* **Set problem**:
Assemble all lines in which the string "icon" appears.

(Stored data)

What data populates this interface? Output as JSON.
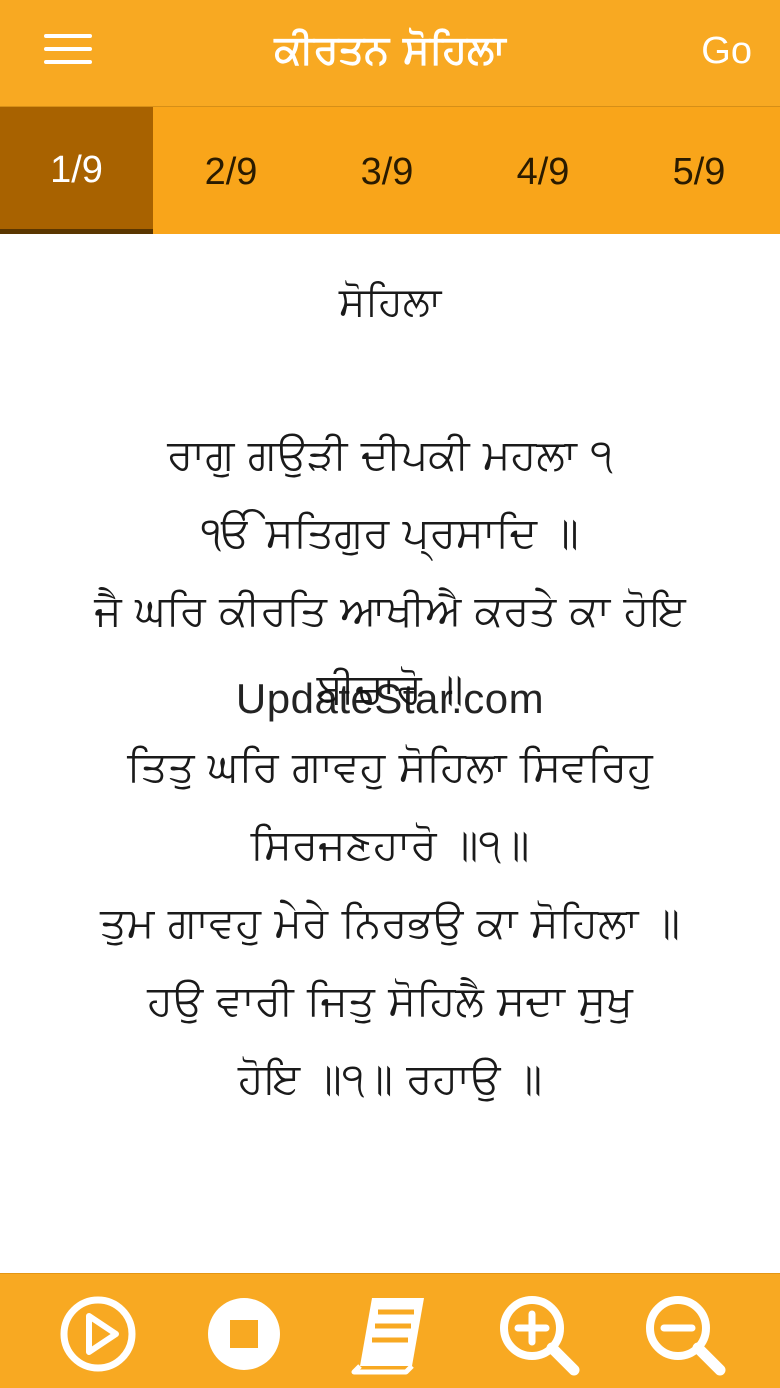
{
  "header": {
    "title": "ਕੀਰਤਨ ਸੋਹਿਲਾ",
    "menu_icon": "hamburger-menu-icon",
    "go_label": "Go"
  },
  "tabs": [
    {
      "label": "1/9",
      "active": true
    },
    {
      "label": "2/9",
      "active": false
    },
    {
      "label": "3/9",
      "active": false
    },
    {
      "label": "4/9",
      "active": false
    },
    {
      "label": "5/9",
      "active": false
    }
  ],
  "content": {
    "heading": "ਸੋਹਿਲਾ",
    "lines": [
      "ਰਾਗੁ ਗਉੜੀ ਦੀਪਕੀ ਮਹਲਾ ੧",
      "ੴ ਸਤਿਗੁਰ ਪ੍ਰਸਾਦਿ ॥",
      "ਜੈ ਘਰਿ ਕੀਰਤਿ ਆਖੀਐ ਕਰਤੇ ਕਾ ਹੋਇ",
      "ਬੀਚਾਰੋ ॥",
      "ਤਿਤੁ ਘਰਿ ਗਾਵਹੁ ਸੋਹਿਲਾ ਸਿਵਰਿਹੁ",
      "ਸਿਰਜਣਹਾਰੋ ॥੧॥",
      "ਤੁਮ ਗਾਵਹੁ ਮੇਰੇ ਨਿਰਭਉ ਕਾ ਸੋਹਿਲਾ ॥",
      "ਹਉ ਵਾਰੀ ਜਿਤੁ ਸੋਹਿਲੈ ਸਦਾ ਸੁਖੁ",
      "ਹੋਇ ॥੧॥ ਰਹਾਉ ॥"
    ],
    "watermark": "UpdateStar.com"
  },
  "bottom_bar": {
    "buttons": [
      "play-icon",
      "stop-icon",
      "book-icon",
      "zoom-in-icon",
      "zoom-out-icon"
    ]
  },
  "colors": {
    "bar_orange": "#f8a922",
    "tab_active": "#a86200",
    "text": "#1a1a1a"
  }
}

* **Result of the task**:
    "menu_icon": "hamburger-menu-icon",
      "play-icon",
      "stop-icon",
      "book-icon",
      "zoom-in-icon",
      "zoom-out-icon"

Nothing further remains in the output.